• _Consignes_:
Répondez à ces questions d'après le texte sur l'expression des salariés.
(a) De quelle date est l'ANI cité au début ?
(b) Quel article de l'ANI encourage la création d'espaces de discussion ?
(c) À qui sont portées les restitutions validées par le groupe ?

• _Extrait du texte_:
▽

Parole, parole
“Les conditions dans lesquelles les salariés exercent leur travail et leur capacité à s’exprimer et à agir sur le contenu de celui-ci déterminent la perception de la Qualité de Vie au Travail qui en résulte » (ANI du 19 juin 2013 vers une politique d’amélioration de la QUALITE DE VIE AU TRAVAIL ET L’EGALITE PROFESSIONNELLE ). Cette expression des salariés sur leur travail fut une des ambitions des lois Auroux. Seule la parole résout les conflits, sans elle pas d’intelligence collective ni de reconnaissance, pas de coopération efficace. L’expression des salariés doit permettre de conjuguer l’amélioration des conditions de leur activité et la compétitivité de l’entreprise.
Les EDD de l’ANI
L’article 12 de l’ANI encourage et favorise l’expression des salariés sur leur travail à travers la création d’espace de discussion (EDD) qui “s’organiseront sous la forme de groupes de travail entre salariés d’une entité homogène de production ou de réalisation d’un service. Ils peuvent s’organiser en présence d’un référent métier ou d’un facilitateur chargé d’animer le groupe et d’en restituer l’expression et comportent un temps en présence de leur hiérarchie. (…). Les restitutions validées par le groupe sont portées à la connaissance de la hiérarchie et des institutions représentatives du personnel.” Si le texte laisse à l’entreprise, aux hommes et femmes qui y travaillent, la liberté d’organisation des EDD, en revanche la restitution aux IRP et à la hiérarchie est requise.
Parler de son travail : comment, avec qui, pour quelles finalités ?

△

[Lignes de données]
▽

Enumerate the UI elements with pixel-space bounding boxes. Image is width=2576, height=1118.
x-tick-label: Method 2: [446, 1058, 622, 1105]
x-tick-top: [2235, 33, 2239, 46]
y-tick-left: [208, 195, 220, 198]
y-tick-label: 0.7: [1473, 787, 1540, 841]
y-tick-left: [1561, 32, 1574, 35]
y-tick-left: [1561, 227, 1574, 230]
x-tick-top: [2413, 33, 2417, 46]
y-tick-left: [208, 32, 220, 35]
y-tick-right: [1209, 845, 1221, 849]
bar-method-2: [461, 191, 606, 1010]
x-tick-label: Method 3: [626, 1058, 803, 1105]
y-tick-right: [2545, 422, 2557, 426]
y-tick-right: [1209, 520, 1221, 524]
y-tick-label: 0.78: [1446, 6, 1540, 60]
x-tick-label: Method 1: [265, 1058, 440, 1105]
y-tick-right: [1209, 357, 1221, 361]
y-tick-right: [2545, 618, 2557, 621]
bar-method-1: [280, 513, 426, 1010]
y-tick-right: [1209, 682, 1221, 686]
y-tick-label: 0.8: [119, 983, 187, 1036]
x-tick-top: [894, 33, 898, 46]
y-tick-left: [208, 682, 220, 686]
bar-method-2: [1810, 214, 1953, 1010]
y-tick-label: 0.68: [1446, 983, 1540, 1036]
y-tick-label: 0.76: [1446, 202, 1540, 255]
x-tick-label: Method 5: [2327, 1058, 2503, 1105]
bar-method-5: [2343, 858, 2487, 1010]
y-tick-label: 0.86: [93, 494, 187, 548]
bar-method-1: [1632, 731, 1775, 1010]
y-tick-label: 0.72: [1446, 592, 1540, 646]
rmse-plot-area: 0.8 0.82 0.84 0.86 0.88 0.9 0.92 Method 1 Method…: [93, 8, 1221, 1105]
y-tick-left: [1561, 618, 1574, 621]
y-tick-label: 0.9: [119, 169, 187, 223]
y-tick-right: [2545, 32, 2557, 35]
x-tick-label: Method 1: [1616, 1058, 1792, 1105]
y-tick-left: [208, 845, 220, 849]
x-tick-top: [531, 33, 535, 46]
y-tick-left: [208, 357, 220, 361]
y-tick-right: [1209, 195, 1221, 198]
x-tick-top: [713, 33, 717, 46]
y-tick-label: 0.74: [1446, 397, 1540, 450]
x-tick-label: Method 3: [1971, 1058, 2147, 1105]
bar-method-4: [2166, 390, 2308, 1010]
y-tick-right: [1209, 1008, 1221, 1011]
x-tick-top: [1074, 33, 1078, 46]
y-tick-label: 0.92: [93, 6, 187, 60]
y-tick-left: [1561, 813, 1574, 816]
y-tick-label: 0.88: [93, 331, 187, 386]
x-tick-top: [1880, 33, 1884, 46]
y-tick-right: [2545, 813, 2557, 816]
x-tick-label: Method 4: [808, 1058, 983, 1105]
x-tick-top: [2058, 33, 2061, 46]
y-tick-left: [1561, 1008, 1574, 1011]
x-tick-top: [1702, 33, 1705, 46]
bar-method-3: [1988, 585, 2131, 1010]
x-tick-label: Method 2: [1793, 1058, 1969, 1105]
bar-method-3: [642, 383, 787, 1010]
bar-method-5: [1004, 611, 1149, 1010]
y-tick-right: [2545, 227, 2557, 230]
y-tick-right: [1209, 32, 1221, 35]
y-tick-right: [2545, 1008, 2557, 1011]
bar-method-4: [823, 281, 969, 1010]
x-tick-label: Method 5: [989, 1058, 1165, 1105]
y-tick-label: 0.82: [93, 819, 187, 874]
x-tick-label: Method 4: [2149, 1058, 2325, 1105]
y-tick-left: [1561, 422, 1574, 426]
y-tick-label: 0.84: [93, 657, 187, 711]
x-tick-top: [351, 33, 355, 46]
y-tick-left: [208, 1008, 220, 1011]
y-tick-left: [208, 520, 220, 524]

△

• _Travail réalisé_:
(a) L'ANI date du 19 juin 2013.
(b) C'est l'article 12.
(c) Elles sont portées à la connaissance de la hiérarchie et des institutions représentatives du personnel.